» Required action
Type each record below again, with the same words.

» Source material
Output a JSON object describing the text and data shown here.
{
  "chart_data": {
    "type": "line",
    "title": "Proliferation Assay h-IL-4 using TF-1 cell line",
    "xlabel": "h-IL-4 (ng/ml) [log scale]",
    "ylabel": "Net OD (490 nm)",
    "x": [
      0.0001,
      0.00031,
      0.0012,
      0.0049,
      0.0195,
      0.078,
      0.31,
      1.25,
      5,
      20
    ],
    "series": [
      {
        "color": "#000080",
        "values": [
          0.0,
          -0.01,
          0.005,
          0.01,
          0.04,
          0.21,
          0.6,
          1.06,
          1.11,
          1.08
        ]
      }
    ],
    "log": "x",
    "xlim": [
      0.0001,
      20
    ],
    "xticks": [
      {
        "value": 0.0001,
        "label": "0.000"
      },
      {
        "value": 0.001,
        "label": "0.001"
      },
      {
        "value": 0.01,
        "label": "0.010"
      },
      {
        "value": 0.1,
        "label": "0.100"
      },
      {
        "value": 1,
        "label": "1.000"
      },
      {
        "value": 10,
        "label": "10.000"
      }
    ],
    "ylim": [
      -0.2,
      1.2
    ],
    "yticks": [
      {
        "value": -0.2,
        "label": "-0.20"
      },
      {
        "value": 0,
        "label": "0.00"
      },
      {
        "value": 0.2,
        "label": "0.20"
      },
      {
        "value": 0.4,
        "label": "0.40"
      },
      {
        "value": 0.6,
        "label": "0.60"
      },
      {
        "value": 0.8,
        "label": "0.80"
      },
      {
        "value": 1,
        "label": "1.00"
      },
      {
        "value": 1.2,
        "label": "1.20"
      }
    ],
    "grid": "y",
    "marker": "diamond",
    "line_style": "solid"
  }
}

» Answer for this exercise
Output a JSON object describing the text and data shown here.
{
  "chart_data": {
    "type": "line",
    "title": "Proliferation Assay h-IL-4 using TF-1 cell line",
    "xlabel": "h-IL-4 (ng/ml) [log scale]",
    "ylabel": "Net OD (490 nm)",
    "x": [
      0.0001,
      0.00031,
      0.0012,
      0.0049,
      0.0195,
      0.078,
      0.31,
      1.25,
      5,
      20
    ],
    "series": [
      {
        "color": "#000080",
        "values": [
          0.0,
          -0.01,
          0.005,
          0.01,
          0.04,
          0.21,
          0.6,
          1.06,
          1.11,
          1.08
        ]
      }
    ],
    "log": "x",
    "xlim": [
      0.0001,
      20
    ],
    "xticks": [
      {
        "value": 0.0001,
        "label": "0.000"
      },
      {
        "value": 0.001,
        "label": "0.001"
      },
      {
        "value": 0.01,
        "label": "0.010"
      },
      {
        "value": 0.1,
        "label": "0.100"
      },
      {
        "value": 1,
        "label": "1.000"
      },
      {
        "value": 10,
        "label": "10.000"
      }
    ],
    "ylim": [
      -0.2,
      1.2
    ],
    "yticks": [
      {
        "value": -0.2,
        "label": "-0.20"
      },
      {
        "value": 0,
        "label": "0.00"
      },
      {
        "value": 0.2,
        "label": "0.20"
      },
      {
        "value": 0.4,
        "label": "0.40"
      },
      {
        "value": 0.6,
        "label": "0.60"
      },
      {
        "value": 0.8,
        "label": "0.80"
      },
      {
        "value": 1,
        "label": "1.00"
      },
      {
        "value": 1.2,
        "label": "1.20"
      }
    ],
    "grid": "y",
    "marker": "diamond",
    "line_style": "solid"
  }
}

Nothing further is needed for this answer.